↓

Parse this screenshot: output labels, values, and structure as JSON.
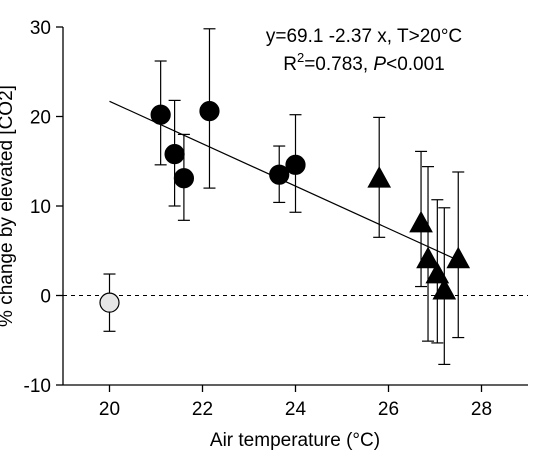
{
  "chart_data": {
    "type": "scatter",
    "title": "",
    "xlabel": "Air temperature (°C)",
    "ylabel": "% change by elevated [CO2]",
    "xlim": [
      19,
      29
    ],
    "ylim": [
      -10,
      30
    ],
    "xticks": [
      20,
      22,
      24,
      26,
      28
    ],
    "yticks": [
      -10,
      0,
      10,
      20,
      30
    ],
    "grid": false,
    "reference_line": {
      "y": 0,
      "style": "dashed"
    },
    "regression": {
      "intercept": 69.1,
      "slope": -2.37,
      "x_range": [
        20,
        27.7
      ],
      "equation_label": "y=69.1 -2.37 x, T>20°C",
      "stats_label": {
        "r_part": "R",
        "sup": "2",
        "r_value": "=0.783, ",
        "p_italic": "P",
        "p_value": "<0.001"
      }
    },
    "series": [
      {
        "marker": "open-circle",
        "color": "#e6e6e6",
        "points": [
          {
            "x": 20.0,
            "y": -0.8,
            "err_low": 3.2,
            "err_high": 3.2
          }
        ]
      },
      {
        "marker": "circle",
        "color": "#000000",
        "points": [
          {
            "x": 21.1,
            "y": 20.2,
            "err_low": 5.6,
            "err_high": 6.0
          },
          {
            "x": 21.4,
            "y": 15.8,
            "err_low": 5.8,
            "err_high": 6.0
          },
          {
            "x": 21.6,
            "y": 13.1,
            "err_low": 4.7,
            "err_high": 4.9
          },
          {
            "x": 22.15,
            "y": 20.6,
            "err_low": 8.6,
            "err_high": 9.2
          },
          {
            "x": 23.65,
            "y": 13.5,
            "err_low": 3.1,
            "err_high": 3.2
          },
          {
            "x": 24.0,
            "y": 14.6,
            "err_low": 5.3,
            "err_high": 5.6
          }
        ]
      },
      {
        "marker": "triangle",
        "color": "#000000",
        "points": [
          {
            "x": 25.8,
            "y": 13.0,
            "err_low": 6.5,
            "err_high": 6.9
          },
          {
            "x": 26.7,
            "y": 8.0,
            "err_low": 7.0,
            "err_high": 8.1
          },
          {
            "x": 26.85,
            "y": 4.0,
            "err_low": 9.1,
            "err_high": 10.4
          },
          {
            "x": 27.05,
            "y": 2.3,
            "err_low": 7.6,
            "err_high": 8.4
          },
          {
            "x": 27.2,
            "y": 0.5,
            "err_low": 8.2,
            "err_high": 9.3
          },
          {
            "x": 27.5,
            "y": 4.0,
            "err_low": 8.7,
            "err_high": 9.8
          }
        ]
      }
    ]
  }
}
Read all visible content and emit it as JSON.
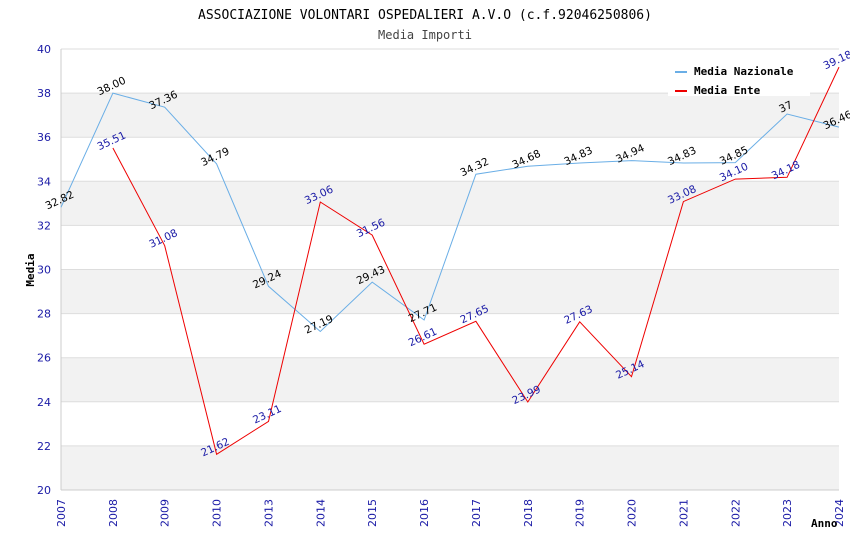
{
  "chart_data": {
    "type": "line",
    "title": "ASSOCIAZIONE VOLONTARI OSPEDALIERI A.V.O (c.f.92046250806)",
    "subtitle": "Media Importi",
    "xlabel": "Anno",
    "ylabel": "Media",
    "ylim": [
      20,
      40
    ],
    "yticks": [
      "20",
      "22",
      "24",
      "26",
      "28",
      "30",
      "32",
      "34",
      "36",
      "38",
      "40"
    ],
    "categories": [
      "2007",
      "2008",
      "2009",
      "2010",
      "2013",
      "2014",
      "2015",
      "2016",
      "2017",
      "2018",
      "2019",
      "2020",
      "2021",
      "2022",
      "2023",
      "2024"
    ],
    "grid": true,
    "legend_position": "top-right",
    "series": [
      {
        "name": "Media Nazionale",
        "color": "#6aaee6",
        "label_color": "#000000",
        "values": [
          32.82,
          38.0,
          37.36,
          34.79,
          29.24,
          27.19,
          29.43,
          27.71,
          34.32,
          34.68,
          34.83,
          34.94,
          34.83,
          34.85,
          37.05,
          36.46
        ],
        "labels": [
          "32.82",
          "38.00",
          "37.36",
          "34.79",
          "29.24",
          "27.19",
          "29.43",
          "27.71",
          "34.32",
          "34.68",
          "34.83",
          "34.94",
          "34.83",
          "34.85",
          "37",
          "36.46"
        ]
      },
      {
        "name": "Media Ente",
        "color": "#ee0000",
        "label_color": "#1a1aa6",
        "values": [
          null,
          35.51,
          31.08,
          21.62,
          23.11,
          33.06,
          31.56,
          26.61,
          27.65,
          23.99,
          27.63,
          25.14,
          33.08,
          34.1,
          34.18,
          39.18
        ],
        "labels": [
          "",
          "35.51",
          "31.08",
          "21.62",
          "23.11",
          "33.06",
          "31.56",
          "26.61",
          "27.65",
          "23.99",
          "27.63",
          "25.14",
          "33.08",
          "34.10",
          "34.18",
          "39.18"
        ]
      }
    ]
  }
}
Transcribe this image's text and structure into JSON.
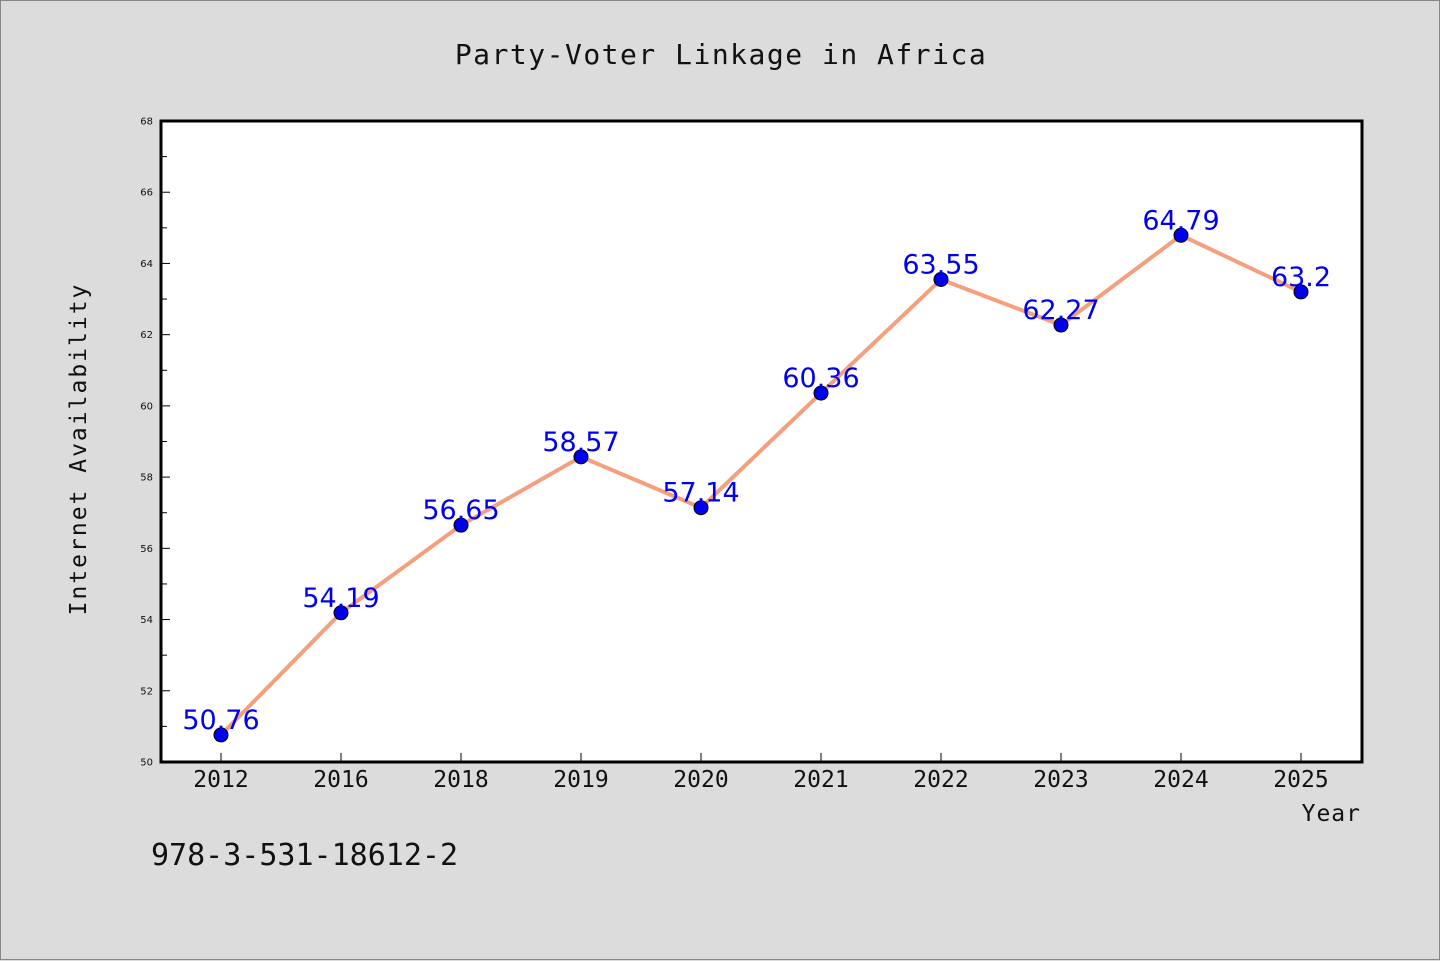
{
  "chart_data": {
    "type": "line",
    "title": "Party-Voter Linkage in Africa",
    "xlabel": "Year",
    "ylabel": "Internet Availability",
    "categories": [
      "2012",
      "2016",
      "2018",
      "2019",
      "2020",
      "2021",
      "2022",
      "2023",
      "2024",
      "2025"
    ],
    "series": [
      {
        "values": [
          50.76,
          54.19,
          56.65,
          58.57,
          57.14,
          60.36,
          63.55,
          62.27,
          64.79,
          63.2
        ],
        "data_labels": [
          "50.76",
          "54.19",
          "56.65",
          "58.57",
          "57.14",
          "60.36",
          "63.55",
          "62.27",
          "64.79",
          "63.2"
        ]
      }
    ],
    "ylim": [
      50,
      68
    ],
    "yticks": [
      "50",
      "52",
      "54",
      "56",
      "58",
      "60",
      "62",
      "64",
      "66",
      "68"
    ],
    "grid": false,
    "legend": "none",
    "colors": {
      "line": "#f4a07e",
      "marker": "#0000ee",
      "label": "#0000ee"
    }
  },
  "footer_text": "978-3-531-18612-2"
}
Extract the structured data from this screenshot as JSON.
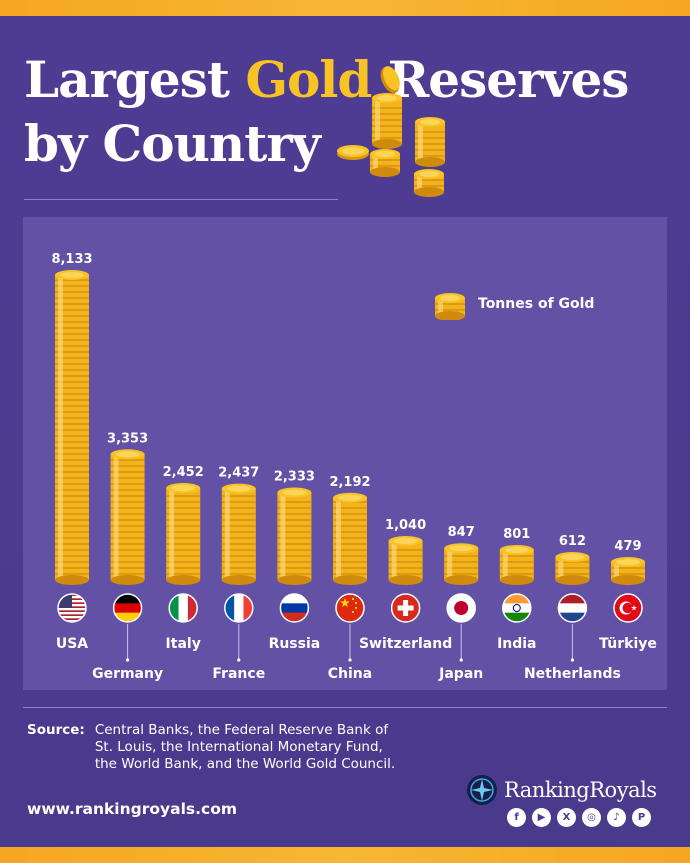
{
  "title": {
    "part1": "Largest ",
    "gold_word": "Gold",
    "part2": " Reserves",
    "line2": "by Country"
  },
  "colors": {
    "background": "#4b3a8f",
    "panel": "#6351a6",
    "accent_gold": "#f7c325",
    "stripe": "#f5a623"
  },
  "chart_data": {
    "type": "bar",
    "categories": [
      "USA",
      "Germany",
      "Italy",
      "France",
      "Russia",
      "China",
      "Switzerland",
      "Japan",
      "India",
      "Netherlands",
      "Türkiye"
    ],
    "values": [
      8133,
      3353,
      2452,
      2437,
      2333,
      2192,
      1040,
      847,
      801,
      612,
      479
    ],
    "value_labels": [
      "8,133",
      "3,353",
      "2,452",
      "2,437",
      "2,333",
      "2,192",
      "1,040",
      "847",
      "801",
      "612",
      "479"
    ],
    "flags": [
      "us-flag",
      "germany-flag",
      "italy-flag",
      "france-flag",
      "russia-flag",
      "china-flag",
      "switzerland-flag",
      "japan-flag",
      "india-flag",
      "netherlands-flag",
      "turkiye-flag"
    ],
    "ylim": [
      0,
      8133
    ],
    "legend": "Tonnes of Gold",
    "legend_position": "top-right",
    "grid": false
  },
  "legend": {
    "label": "Tonnes of Gold"
  },
  "source": {
    "label": "Source:",
    "text": "Central Banks,  the Federal Reserve Bank of St. Louis, the International Monetary Fund, the World Bank, and the World Gold Council."
  },
  "website": "www.rankingroyals.com",
  "brand": {
    "name": "RankingRoyals"
  },
  "socials": [
    "facebook-icon",
    "youtube-icon",
    "x-icon",
    "instagram-icon",
    "tiktok-icon",
    "pinterest-icon"
  ]
}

↑

SHORT TASK - Using the material above, return every line exactly as it appears, minus the pictures.

RIGHT ANSWER -
Parse this screenshot: output labels, values, and structure as JSON.
{
  "chart_data": {
    "type": "scatter",
    "title": "",
    "xlabel": "Air temperature (°C)",
    "ylabel": "% change by elevated [CO2]",
    "xlim": [
      19,
      29
    ],
    "ylim": [
      -10,
      30
    ],
    "xticks": [
      20,
      22,
      24,
      26,
      28
    ],
    "yticks": [
      -10,
      0,
      10,
      20,
      30
    ],
    "grid": false,
    "reference_line": {
      "y": 0,
      "style": "dashed"
    },
    "regression": {
      "intercept": 69.1,
      "slope": -2.37,
      "x_range": [
        20,
        27.7
      ],
      "equation_label": "y=69.1 -2.37 x, T>20°C",
      "stats_label": {
        "r_part": "R",
        "sup": "2",
        "r_value": "=0.783, ",
        "p_italic": "P",
        "p_value": "<0.001"
      }
    },
    "series": [
      {
        "marker": "open-circle",
        "color": "#e6e6e6",
        "points": [
          {
            "x": 20.0,
            "y": -0.8,
            "err_low": 3.2,
            "err_high": 3.2
          }
        ]
      },
      {
        "marker": "circle",
        "color": "#000000",
        "points": [
          {
            "x": 21.1,
            "y": 20.2,
            "err_low": 5.6,
            "err_high": 6.0
          },
          {
            "x": 21.4,
            "y": 15.8,
            "err_low": 5.8,
            "err_high": 6.0
          },
          {
            "x": 21.6,
            "y": 13.1,
            "err_low": 4.7,
            "err_high": 4.9
          },
          {
            "x": 22.15,
            "y": 20.6,
            "err_low": 8.6,
            "err_high": 9.2
          },
          {
            "x": 23.65,
            "y": 13.5,
            "err_low": 3.1,
            "err_high": 3.2
          },
          {
            "x": 24.0,
            "y": 14.6,
            "err_low": 5.3,
            "err_high": 5.6
          }
        ]
      },
      {
        "marker": "triangle",
        "color": "#000000",
        "points": [
          {
            "x": 25.8,
            "y": 13.0,
            "err_low": 6.5,
            "err_high": 6.9
          },
          {
            "x": 26.7,
            "y": 8.0,
            "err_low": 7.0,
            "err_high": 8.1
          },
          {
            "x": 26.85,
            "y": 4.0,
            "err_low": 9.1,
            "err_high": 10.4
          },
          {
            "x": 27.05,
            "y": 2.3,
            "err_low": 7.6,
            "err_high": 8.4
          },
          {
            "x": 27.2,
            "y": 0.5,
            "err_low": 8.2,
            "err_high": 9.3
          },
          {
            "x": 27.5,
            "y": 4.0,
            "err_low": 8.7,
            "err_high": 9.8
          }
        ]
      }
    ]
  }
}
Read all visible content and emit it as JSON.
{
  "chart_data": {
    "type": "line",
    "title": "ASSOCIAZIONE VOLONTARI OSPEDALIERI A.V.O (c.f.92046250806)",
    "subtitle": "Media Importi",
    "xlabel": "Anno",
    "ylabel": "Media",
    "ylim": [
      20,
      40
    ],
    "yticks": [
      "20",
      "22",
      "24",
      "26",
      "28",
      "30",
      "32",
      "34",
      "36",
      "38",
      "40"
    ],
    "categories": [
      "2007",
      "2008",
      "2009",
      "2010",
      "2013",
      "2014",
      "2015",
      "2016",
      "2017",
      "2018",
      "2019",
      "2020",
      "2021",
      "2022",
      "2023",
      "2024"
    ],
    "grid": true,
    "legend_position": "top-right",
    "series": [
      {
        "name": "Media Nazionale",
        "color": "#6aaee6",
        "label_color": "#000000",
        "values": [
          32.82,
          38.0,
          37.36,
          34.79,
          29.24,
          27.19,
          29.43,
          27.71,
          34.32,
          34.68,
          34.83,
          34.94,
          34.83,
          34.85,
          37.05,
          36.46
        ],
        "labels": [
          "32.82",
          "38.00",
          "37.36",
          "34.79",
          "29.24",
          "27.19",
          "29.43",
          "27.71",
          "34.32",
          "34.68",
          "34.83",
          "34.94",
          "34.83",
          "34.85",
          "37",
          "36.46"
        ]
      },
      {
        "name": "Media Ente",
        "color": "#ee0000",
        "label_color": "#1a1aa6",
        "values": [
          null,
          35.51,
          31.08,
          21.62,
          23.11,
          33.06,
          31.56,
          26.61,
          27.65,
          23.99,
          27.63,
          25.14,
          33.08,
          34.1,
          34.18,
          39.18
        ],
        "labels": [
          "",
          "35.51",
          "31.08",
          "21.62",
          "23.11",
          "33.06",
          "31.56",
          "26.61",
          "27.65",
          "23.99",
          "27.63",
          "25.14",
          "33.08",
          "34.10",
          "34.18",
          "39.18"
        ]
      }
    ]
  }
}
Transcribe this image's text and structure into JSON.
{
  "chart_data": {
    "type": "line",
    "title": "Party-Voter Linkage in Africa",
    "xlabel": "Year",
    "ylabel": "Internet Availability",
    "categories": [
      "2012",
      "2016",
      "2018",
      "2019",
      "2020",
      "2021",
      "2022",
      "2023",
      "2024",
      "2025"
    ],
    "series": [
      {
        "values": [
          50.76,
          54.19,
          56.65,
          58.57,
          57.14,
          60.36,
          63.55,
          62.27,
          64.79,
          63.2
        ],
        "data_labels": [
          "50.76",
          "54.19",
          "56.65",
          "58.57",
          "57.14",
          "60.36",
          "63.55",
          "62.27",
          "64.79",
          "63.2"
        ]
      }
    ],
    "ylim": [
      50,
      68
    ],
    "yticks": [
      "50",
      "52",
      "54",
      "56",
      "58",
      "60",
      "62",
      "64",
      "66",
      "68"
    ],
    "grid": false,
    "legend": "none",
    "colors": {
      "line": "#f4a07e",
      "marker": "#0000ee",
      "label": "#0000ee"
    }
  },
  "footer_text": "978-3-531-18612-2"
}
Extract the structured data from this screenshot as JSON.
{
  "title": {
    "part1": "Largest ",
    "gold_word": "Gold",
    "part2": " Reserves",
    "line2": "by Country"
  },
  "colors": {
    "background": "#4b3a8f",
    "panel": "#6351a6",
    "accent_gold": "#f7c325",
    "stripe": "#f5a623"
  },
  "chart_data": {
    "type": "bar",
    "categories": [
      "USA",
      "Germany",
      "Italy",
      "France",
      "Russia",
      "China",
      "Switzerland",
      "Japan",
      "India",
      "Netherlands",
      "Türkiye"
    ],
    "values": [
      8133,
      3353,
      2452,
      2437,
      2333,
      2192,
      1040,
      847,
      801,
      612,
      479
    ],
    "value_labels": [
      "8,133",
      "3,353",
      "2,452",
      "2,437",
      "2,333",
      "2,192",
      "1,040",
      "847",
      "801",
      "612",
      "479"
    ],
    "flags": [
      "us-flag",
      "germany-flag",
      "italy-flag",
      "france-flag",
      "russia-flag",
      "china-flag",
      "switzerland-flag",
      "japan-flag",
      "india-flag",
      "netherlands-flag",
      "turkiye-flag"
    ],
    "ylim": [
      0,
      8133
    ],
    "legend": "Tonnes of Gold",
    "legend_position": "top-right",
    "grid": false
  },
  "legend": {
    "label": "Tonnes of Gold"
  },
  "source": {
    "label": "Source:",
    "text": "Central Banks,  the Federal Reserve Bank of St. Louis, the International Monetary Fund, the World Bank, and the World Gold Council."
  },
  "website": "www.rankingroyals.com",
  "brand": {
    "name": "RankingRoyals"
  },
  "socials": [
    "facebook-icon",
    "youtube-icon",
    "x-icon",
    "instagram-icon",
    "tiktok-icon",
    "pinterest-icon"
  ]
}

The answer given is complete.